SOURCE PASSAGE -
========================================
The doctrine of judicial estoppel "`prevents a party from asserting a position in a legal proceeding that is contrary to a position previously taken in the same or some earlier proceeding.'" Hall v. GE Plastic Pacific PTE, Ltd., 327 F.3d 391, 396 (5th Cir. 2003) (quoting Ergo Science, Inc., v. Martin, 73 F.3d 595, 598 (5th Cir. 1996)). "The purpose of the doctrine is to protect the integrity of the judicial process, by preventing parties from playing fast and loose with the courts to suit the exigencies of self interest." In re Coastal Plains, Inc., 179 F.3d 197, 205 (5th Cir. 1999) (citing Brandon v. Interfirst Corp., 858 F.2d 266, 268 (5th Cir. 1988) (internal quotation marks, parentheses, and citation omitted)).
Generally, judicial estoppel is "applied where `intentional self-contradiction is being used as a means of obtaining unfair advantage in a forum provided for suitors seeking justice.'" Id. at 206 (quoting Scarano v. Central R. Co., 203 F.2d 510, 513 (3d Cir. 1953)). The Supreme Court has articulated three factors to evaluate in determining whether the doctrine of judicial estoppel should apply:
(1) a party's later position must be clearly inconsistent with its earlier position; (2) whether the party has succeeded in persuading a court to accept that party's earlier position, so that judicial acceptance of an inconsistent position in a later proceeding would create `the perception that either the first or the second court was misled'; and (3) whether the party seeking to assert an inconsistent position would derive an unfair advantage or impose an unfair detriment on the opposing party if not estopped.New Hampshire v. Maine, 532 U.S. 742, 750-51 (2001) (quoting Edwards v. Aetna Life Ins. Co., 690 F.2d 595, 599 (6th Cir. 1982)).
========================================
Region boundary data
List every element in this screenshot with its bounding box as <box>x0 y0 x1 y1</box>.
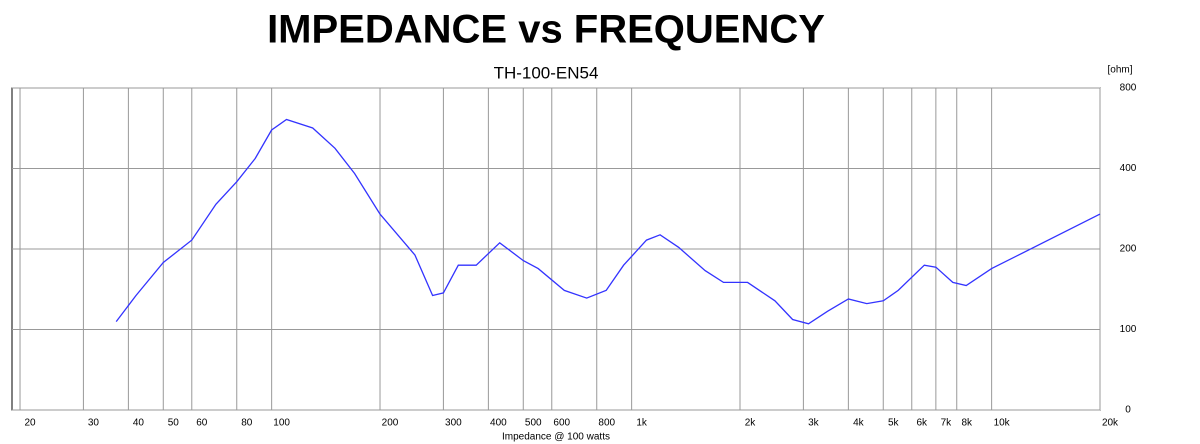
x-tick-label: 500 <box>525 418 542 429</box>
chart-title: IMPEDANCE vs FREQUENCY <box>267 8 825 52</box>
x-tick-label: 60 <box>196 418 208 429</box>
x-tick-label: 3k <box>808 418 820 429</box>
x-tick-label: 30 <box>88 418 100 429</box>
x-axis-label: Impedance @ 100 watts <box>502 432 610 443</box>
x-tick-label: 40 <box>133 418 145 429</box>
x-tick-label: 7k <box>941 418 953 429</box>
y-tick-label: 0 <box>1125 405 1131 416</box>
y-tick-label: 800 <box>1120 83 1137 94</box>
impedance-curve <box>115 118 1101 325</box>
x-tick-label: 6k <box>916 418 928 429</box>
x-tick-label: 200 <box>382 418 399 429</box>
x-tick-label: 1k <box>636 418 648 429</box>
x-tick-label: 80 <box>241 418 253 429</box>
y-tick-label: 400 <box>1120 163 1137 174</box>
x-tick-label: 50 <box>168 418 180 429</box>
x-tick-label: 2k <box>745 418 757 429</box>
x-tick-label: 5k <box>888 418 900 429</box>
chart-subtitle: TH-100-EN54 <box>494 63 599 82</box>
x-tick-label: 400 <box>490 418 507 429</box>
y-unit: [ohm] <box>1107 65 1132 76</box>
x-tick-label: 4k <box>853 418 865 429</box>
x-tick-label: 10k <box>994 418 1011 429</box>
y-tick-label: 100 <box>1120 324 1137 335</box>
x-tick-label: 800 <box>598 418 615 429</box>
x-tick-label: 300 <box>445 418 462 429</box>
x-tick-label: 100 <box>273 418 290 429</box>
y-tick-label: 200 <box>1120 244 1137 255</box>
x-tick-label: 8k <box>961 418 973 429</box>
x-tick-label: 20k <box>1102 418 1119 429</box>
x-tick-label: 20 <box>24 418 36 429</box>
x-tick-label: 600 <box>553 418 570 429</box>
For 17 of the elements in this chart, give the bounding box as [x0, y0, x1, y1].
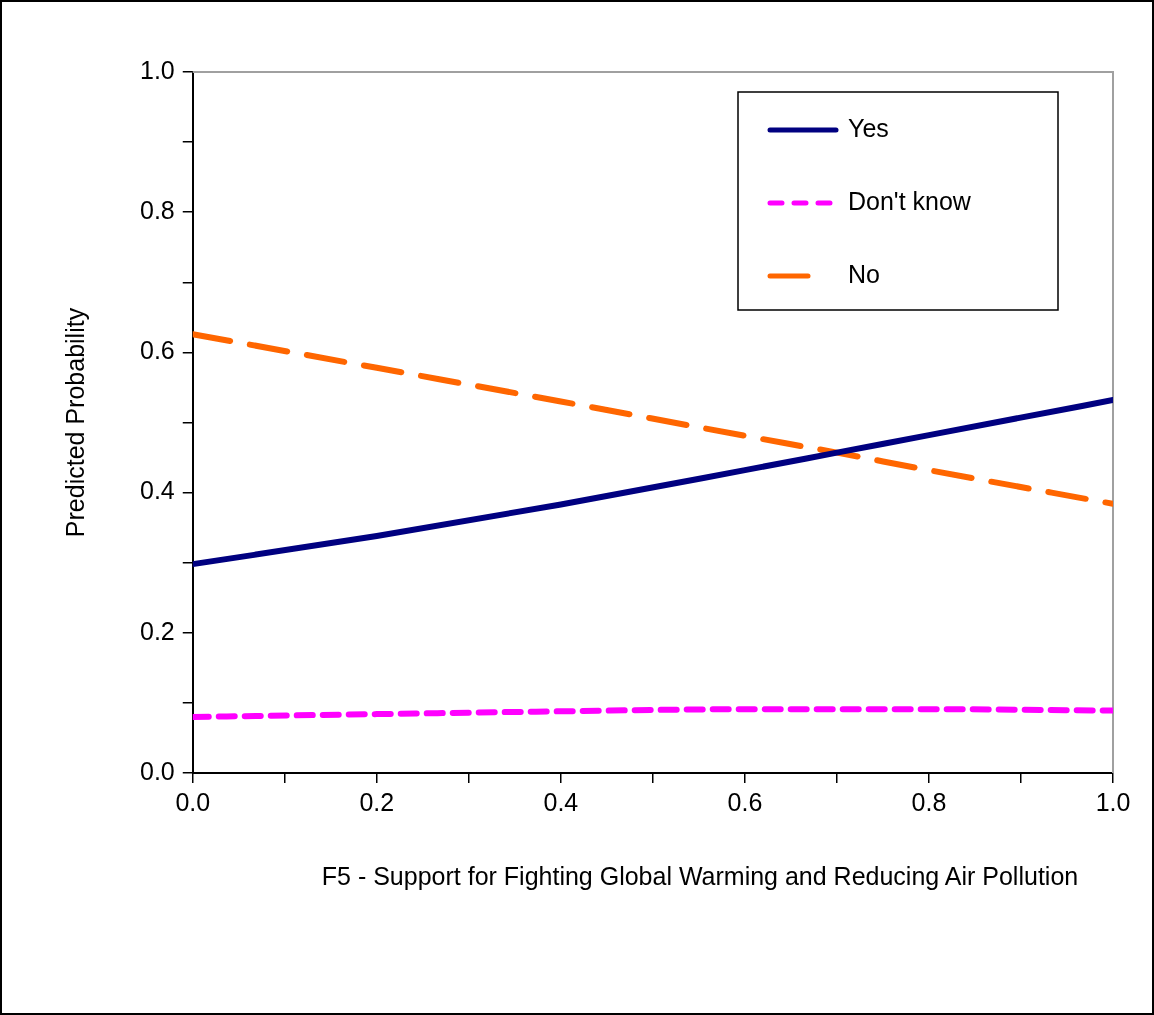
x-tick-label: 0.8 — [911, 787, 947, 816]
legend-label: Don't know — [848, 186, 972, 215]
x-tick-label: 0.2 — [359, 787, 395, 816]
x-tick-label: 0.0 — [175, 787, 211, 816]
y-tick-label: 0.8 — [139, 196, 175, 225]
x-tick-label: 1.0 — [1095, 787, 1131, 816]
legend-label: Yes — [848, 113, 889, 142]
y-tick-label: 0.0 — [139, 756, 175, 785]
x-tick-label: 0.4 — [543, 787, 579, 816]
y-tick-label: 0.2 — [139, 616, 175, 645]
legend-label: No — [848, 259, 880, 288]
y-tick-label: 1.0 — [139, 55, 175, 84]
y-axis-title: Predicted Probability — [60, 307, 89, 538]
x-tick-label: 0.6 — [727, 787, 763, 816]
y-tick-label: 0.6 — [139, 336, 175, 365]
x-axis-title: F5 - Support for Fighting Global Warming and Reducing Air Pollution — [320, 861, 1080, 892]
y-tick-label: 0.4 — [139, 476, 175, 505]
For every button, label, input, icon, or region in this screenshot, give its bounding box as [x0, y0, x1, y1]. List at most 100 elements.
========================================
INSTRUCTIONS -
1. In the passage on judicial estoppel, which case is cited for the three factors the Supreme Court articulated?
2. Resume the passage on judicial estoppel, starting after its final sentence.

ANSWERS GIVEN -
1. New Hampshire v. Maine, 532 U.S. 742, 750-51 (2001).

2.
The Fifth Circuit recognizes three factors which must be satisfied in order to invoke judicial estoppel: "(1) the party's position must be clearly inconsistent with its previous one; (2) the court must have accepted the party's earlier position; and (3) the non-disclosure must not have been inadvertent." Kane v. National Union Fire Ins. Co., 535 F.3d 380, 386 (5th Cir. 2008) (quoting In re Coastal Plains, Inc., 179 F.3d 197, 205 (5th Cir. 1999)). Based on the record presented, the Court is persuaded that the foregoing principles of judicial estoppel apply to the present case. See Reed v. City of Arlington, 2011 WL 3506100 *3 (5th Cir. 2011); In re Coastal Plains, Inc., 179 F.3d at 205; Cargo, 408 B.R. at 639.
As explained in more detail below, Plaintiff does not dispute the material facts cited in Defendant's Motion for Summary Judgment. Plaintiff argues that his bankruptcy "is still active and subject to modification." Pl.'s Mem. in Supp. of Opp'n to Def.'s Mot. for Summ. J., p. 1. Citing to an inadvertent omission, "Plaintiff moves this Court for an extension of time to seek relief in the bankruptcy court. . . ." Id. at p. 2.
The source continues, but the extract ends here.